Written problem
Transcribe the material verbatim in full; the pictures do not belong in the copy.

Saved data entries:
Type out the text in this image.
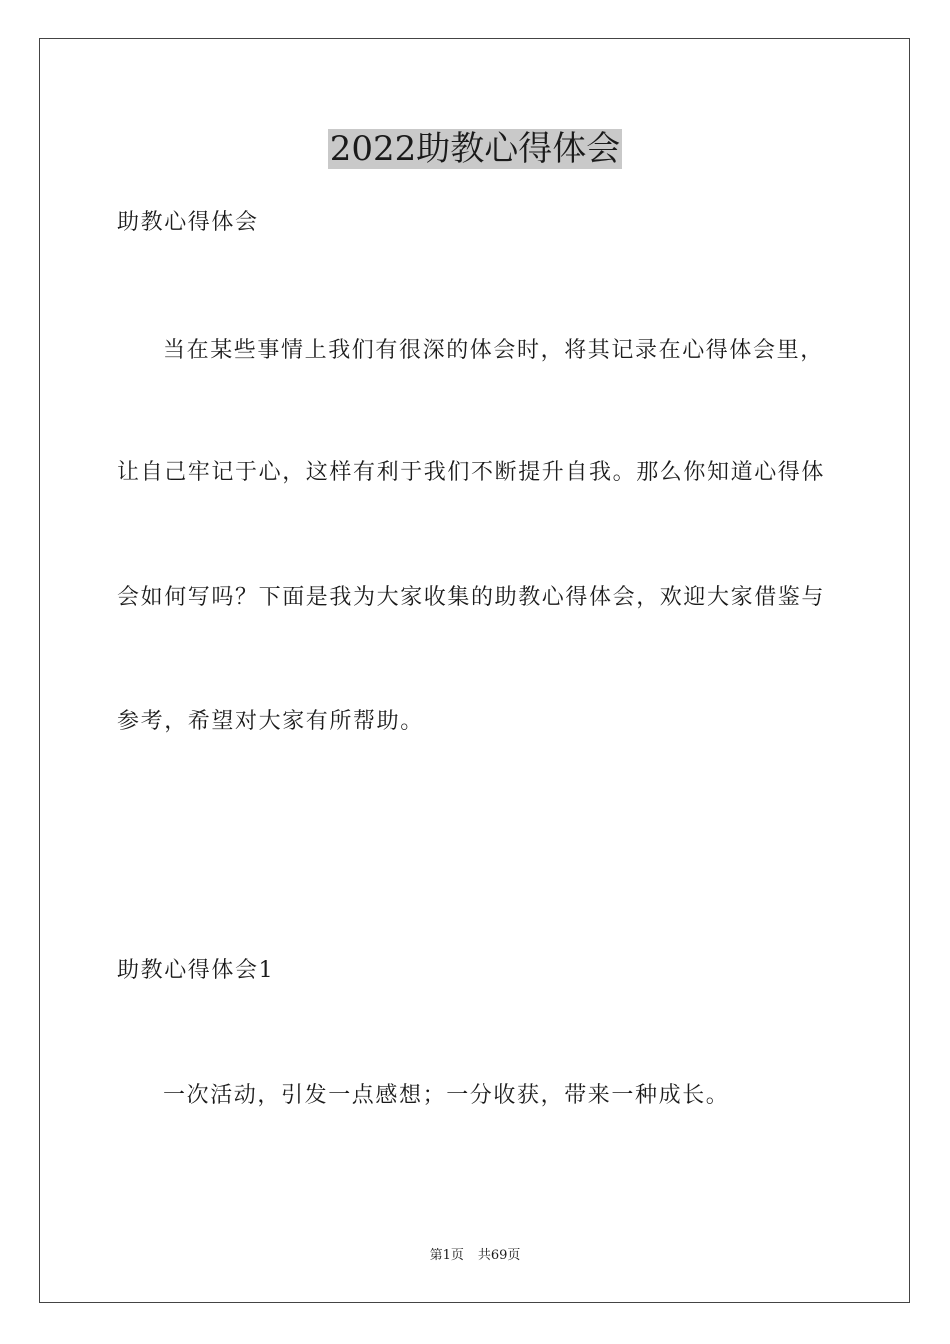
2022助教心得体会
助教心得体会
当在某些事情上我们有很深的体会时，将其记录在心得体会里，
让自己牢记于心，这样有利于我们不断提升自我。那么你知道心得体
会如何写吗？下面是我为大家收集的助教心得体会，欢迎大家借鉴与
参考，希望对大家有所帮助。
助教心得体会1
一次活动，引发一点感想；一分收获，带来一种成长。
第1页 共69页
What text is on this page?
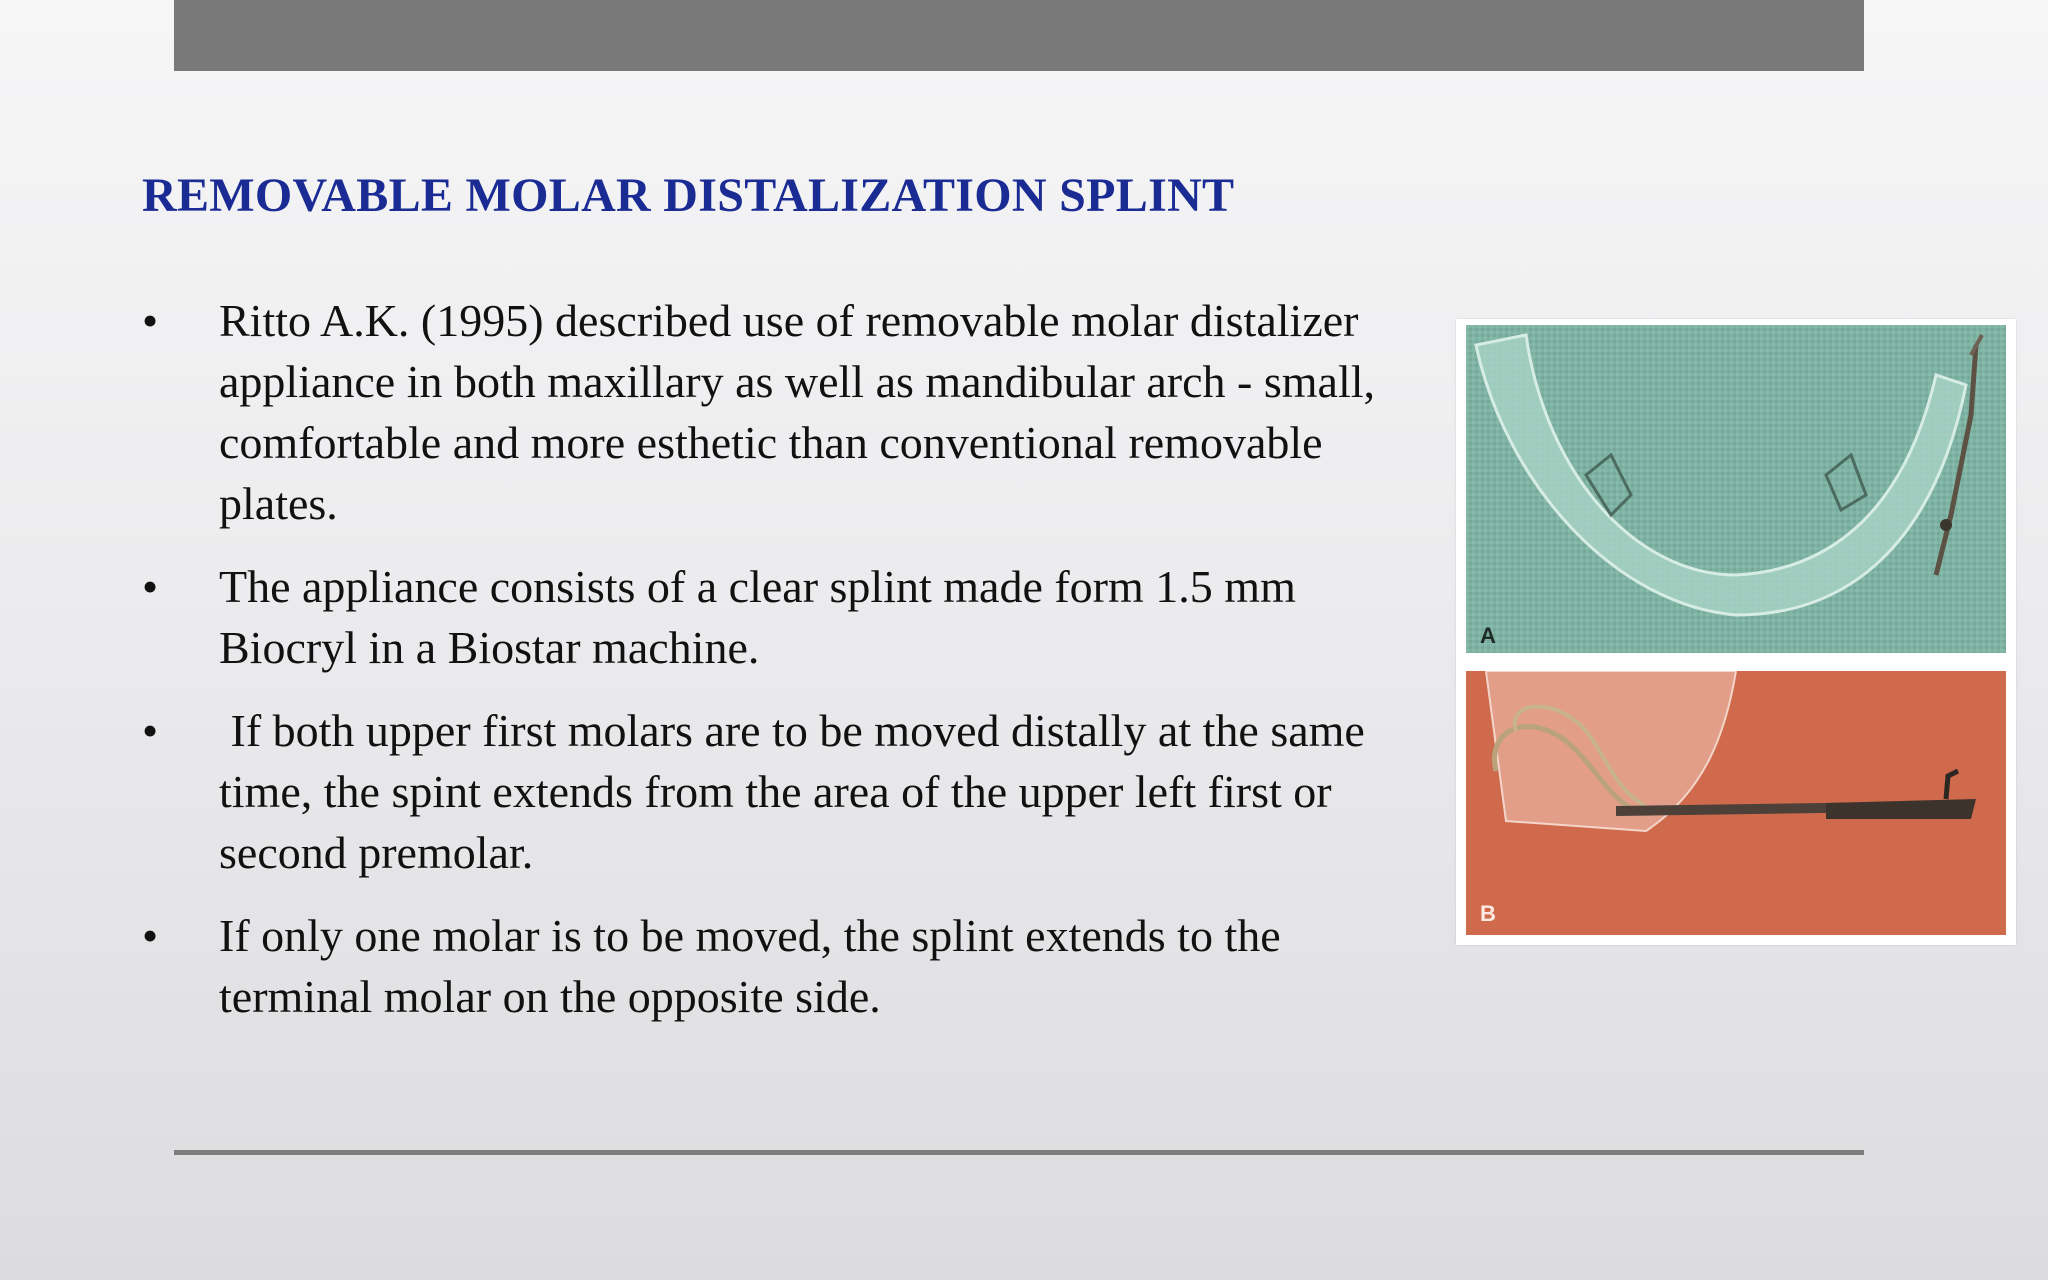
REMOVABLE MOLAR DISTALIZATION SPLINT
•	Ritto A.K. (1995) described use of removable molar distalizer appliance in both maxillary as well as mandibular arch - small, comfortable and more esthetic than conventional removable plates.
•	The appliance consists of a clear splint made form 1.5 mm Biocryl in a Biostar machine.
•	If both upper first molars are to be moved distally at the same time, the spint extends from the area of the upper left first or second premolar.
•	If only one molar is to be moved, the splint extends to the terminal molar on the opposite side.
A
B
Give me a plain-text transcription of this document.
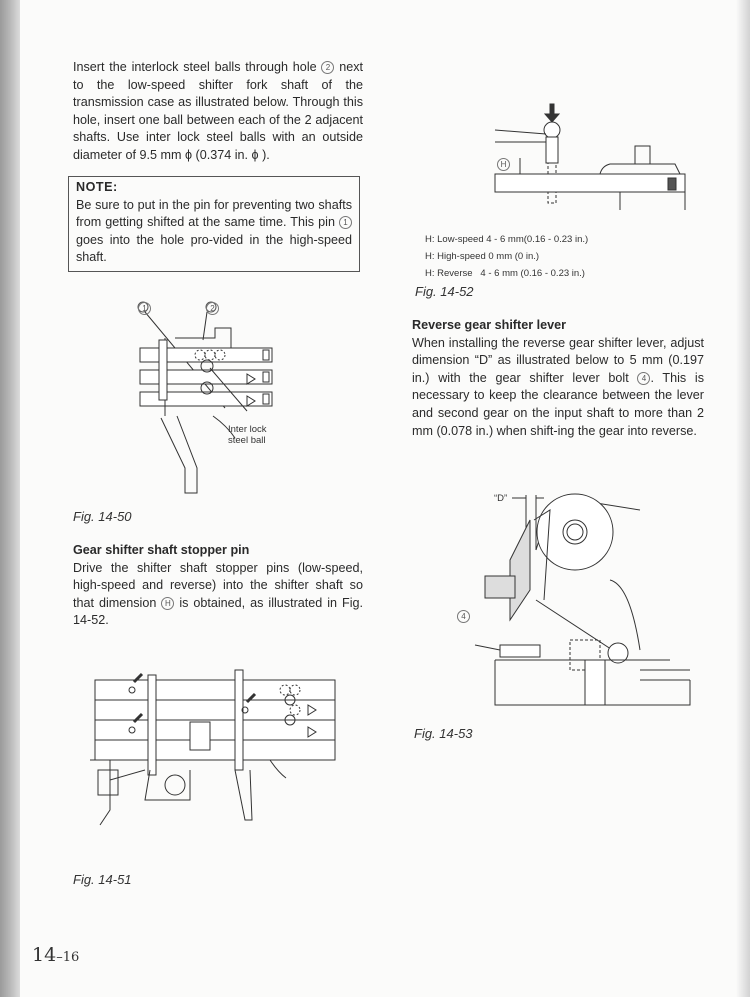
Insert the interlock steel balls through hole 2 next to the low-speed shifter fork shaft of the transmission case as illustrated below. Through this hole, insert one ball between each of the 2 adjacent shafts. Use inter lock steel balls with an outside diameter of 9.5 mm ϕ (0.374 in. ϕ ).

NOTE:
Be sure to put in the pin for preventing two shafts from getting shifted at the same time. This pin 1 goes into the hole pro-vided in the high-speed shaft.
Inter lock
steel ball
1	2
Fig. 14-50

Gear shifter shaft stopper pin

Drive the shifter shaft stopper pins (low-speed, high-speed and reverse) into the shifter shaft so that dimension H is obtained, as illustrated in Fig. 14-52.

Fig. 14-51
H
H: Low-speed 4 - 6 mm(0.16 - 0.23 in.)
H: High-speed 0 mm (0 in.)
H: Reverse   4 - 6 mm (0.16 - 0.23 in.)
Fig. 14-52

Reverse gear shifter lever

When installing the reverse gear shifter lever, adjust dimension “D” as illustrated below to 5 mm (0.197 in.) with the gear shifter lever bolt 4 . This is necessary to keep the clearance between the lever and second gear on the input shaft to more than 2 mm (0.078 in.) when shift-ing the gear into reverse.

“D”
4
Fig. 14-53
14–16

The reply
Type out the text in this image.
2022助教心得体会
助教心得体会
当在某些事情上我们有很深的体会时，将其记录在心得体会里，
让自己牢记于心，这样有利于我们不断提升自我。那么你知道心得体
会如何写吗？下面是我为大家收集的助教心得体会，欢迎大家借鉴与
参考，希望对大家有所帮助。
助教心得体会1
一次活动，引发一点感想；一分收获，带来一种成长。
第1页 共69页
What text is on this page?
REMOVABLE MOLAR DISTALIZATION SPLINT
•	Ritto A.K. (1995) described use of removable molar distalizer appliance in both maxillary as well as mandibular arch - small, comfortable and more esthetic than conventional removable plates.
•	The appliance consists of a clear splint made form 1.5 mm Biocryl in a Biostar machine.
•	If both upper first molars are to be moved distally at the same time, the spint extends from the area of the upper left first or second premolar.
•	If only one molar is to be moved, the splint extends to the terminal molar on the opposite side.
A
B
Give me a plain-text transcription of this document.
Insert the interlock steel balls through hole 2 next to the low-speed shifter fork shaft of the transmission case as illustrated below. Through this hole, insert one ball between each of the 2 adjacent shafts. Use inter lock steel balls with an outside diameter of 9.5 mm ϕ (0.374 in. ϕ ).

NOTE:
Be sure to put in the pin for preventing two shafts from getting shifted at the same time. This pin 1 goes into the hole pro-vided in the high-speed shaft.
Inter lock
steel ball
1	2
Fig. 14-50

Gear shifter shaft stopper pin

Drive the shifter shaft stopper pins (low-speed, high-speed and reverse) into the shifter shaft so that dimension H is obtained, as illustrated in Fig. 14-52.

Fig. 14-51
H
H: Low-speed 4 - 6 mm(0.16 - 0.23 in.)
H: High-speed 0 mm (0 in.)
H: Reverse   4 - 6 mm (0.16 - 0.23 in.)
Fig. 14-52

Reverse gear shifter lever

When installing the reverse gear shifter lever, adjust dimension “D” as illustrated below to 5 mm (0.197 in.) with the gear shifter lever bolt 4 . This is necessary to keep the clearance between the lever and second gear on the input shaft to more than 2 mm (0.078 in.) when shift-ing the gear into reverse.

“D”
4
Fig. 14-53
14–16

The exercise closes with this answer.